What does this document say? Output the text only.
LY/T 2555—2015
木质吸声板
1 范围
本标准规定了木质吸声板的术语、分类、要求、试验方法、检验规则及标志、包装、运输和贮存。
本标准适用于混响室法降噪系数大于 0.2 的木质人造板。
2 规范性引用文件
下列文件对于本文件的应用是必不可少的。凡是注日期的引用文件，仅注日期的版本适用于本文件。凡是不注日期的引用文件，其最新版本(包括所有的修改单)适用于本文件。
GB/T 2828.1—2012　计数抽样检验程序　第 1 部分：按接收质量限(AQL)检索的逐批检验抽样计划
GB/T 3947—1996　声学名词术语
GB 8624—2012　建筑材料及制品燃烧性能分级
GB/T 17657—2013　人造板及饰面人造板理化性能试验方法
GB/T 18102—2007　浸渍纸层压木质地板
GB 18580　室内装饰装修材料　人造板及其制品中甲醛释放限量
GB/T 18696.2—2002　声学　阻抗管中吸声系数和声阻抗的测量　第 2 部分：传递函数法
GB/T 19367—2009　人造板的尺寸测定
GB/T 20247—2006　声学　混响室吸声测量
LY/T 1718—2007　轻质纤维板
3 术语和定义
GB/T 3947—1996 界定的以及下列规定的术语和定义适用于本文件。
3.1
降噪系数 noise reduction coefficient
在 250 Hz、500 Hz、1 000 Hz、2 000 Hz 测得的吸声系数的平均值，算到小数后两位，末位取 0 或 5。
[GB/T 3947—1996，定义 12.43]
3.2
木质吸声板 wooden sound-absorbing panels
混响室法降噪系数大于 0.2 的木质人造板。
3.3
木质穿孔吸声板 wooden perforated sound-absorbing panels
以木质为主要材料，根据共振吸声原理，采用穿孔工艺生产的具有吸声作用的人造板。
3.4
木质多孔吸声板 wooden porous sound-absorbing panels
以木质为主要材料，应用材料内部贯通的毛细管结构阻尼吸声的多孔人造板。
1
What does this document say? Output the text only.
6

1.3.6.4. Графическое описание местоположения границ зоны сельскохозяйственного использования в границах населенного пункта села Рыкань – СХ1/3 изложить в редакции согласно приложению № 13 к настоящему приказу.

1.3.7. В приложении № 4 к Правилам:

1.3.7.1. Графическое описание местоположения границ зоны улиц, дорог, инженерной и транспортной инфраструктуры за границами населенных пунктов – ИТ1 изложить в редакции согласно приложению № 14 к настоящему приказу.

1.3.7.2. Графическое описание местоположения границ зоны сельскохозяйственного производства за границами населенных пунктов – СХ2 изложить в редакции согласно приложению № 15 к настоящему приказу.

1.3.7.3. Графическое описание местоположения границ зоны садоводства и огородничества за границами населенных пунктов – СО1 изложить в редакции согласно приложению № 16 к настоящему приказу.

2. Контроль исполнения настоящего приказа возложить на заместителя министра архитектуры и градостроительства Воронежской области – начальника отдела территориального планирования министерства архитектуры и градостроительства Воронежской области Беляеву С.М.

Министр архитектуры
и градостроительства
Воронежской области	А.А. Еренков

| Task to carry out |
Print the entries exactly. Include every one.

| Written solution |
What does this document say? Output the text only.
LY/T 2555—2015
木质吸声板
1 范围
本标准规定了木质吸声板的术语、分类、要求、试验方法、检验规则及标志、包装、运输和贮存。
本标准适用于混响室法降噪系数大于 0.2 的木质人造板。
2 规范性引用文件
下列文件对于本文件的应用是必不可少的。凡是注日期的引用文件，仅注日期的版本适用于本文件。凡是不注日期的引用文件，其最新版本(包括所有的修改单)适用于本文件。
GB/T 2828.1—2012　计数抽样检验程序　第 1 部分：按接收质量限(AQL)检索的逐批检验抽样计划
GB/T 3947—1996　声学名词术语
GB 8624—2012　建筑材料及制品燃烧性能分级
GB/T 17657—2013　人造板及饰面人造板理化性能试验方法
GB/T 18102—2007　浸渍纸层压木质地板
GB 18580　室内装饰装修材料　人造板及其制品中甲醛释放限量
GB/T 18696.2—2002　声学　阻抗管中吸声系数和声阻抗的测量　第 2 部分：传递函数法
GB/T 19367—2009　人造板的尺寸测定
GB/T 20247—2006　声学　混响室吸声测量
LY/T 1718—2007　轻质纤维板
3 术语和定义
GB/T 3947—1996 界定的以及下列规定的术语和定义适用于本文件。
3.1
降噪系数 noise reduction coefficient
在 250 Hz、500 Hz、1 000 Hz、2 000 Hz 测得的吸声系数的平均值，算到小数后两位，末位取 0 或 5。
[GB/T 3947—1996，定义 12.43]
3.2
木质吸声板 wooden sound-absorbing panels
混响室法降噪系数大于 0.2 的木质人造板。
3.3
木质穿孔吸声板 wooden perforated sound-absorbing panels
以木质为主要材料，根据共振吸声原理，采用穿孔工艺生产的具有吸声作用的人造板。
3.4
木质多孔吸声板 wooden porous sound-absorbing panels
以木质为主要材料，应用材料内部贯通的毛细管结构阻尼吸声的多孔人造板。
1
What does this document say? Output the text only.
6

1.3.6.4. Графическое описание местоположения границ зоны сельскохозяйственного использования в границах населенного пункта села Рыкань – СХ1/3 изложить в редакции согласно приложению № 13 к настоящему приказу.

1.3.7. В приложении № 4 к Правилам:

1.3.7.1. Графическое описание местоположения границ зоны улиц, дорог, инженерной и транспортной инфраструктуры за границами населенных пунктов – ИТ1 изложить в редакции согласно приложению № 14 к настоящему приказу.

1.3.7.2. Графическое описание местоположения границ зоны сельскохозяйственного производства за границами населенных пунктов – СХ2 изложить в редакции согласно приложению № 15 к настоящему приказу.

1.3.7.3. Графическое описание местоположения границ зоны садоводства и огородничества за границами населенных пунктов – СО1 изложить в редакции согласно приложению № 16 к настоящему приказу.

2. Контроль исполнения настоящего приказа возложить на заместителя министра архитектуры и градостроительства Воронежской области – начальника отдела территориального планирования министерства архитектуры и градостроительства Воронежской области Беляеву С.М.

Министр архитектуры
и градостроительства
Воронежской области	А.А. Еренков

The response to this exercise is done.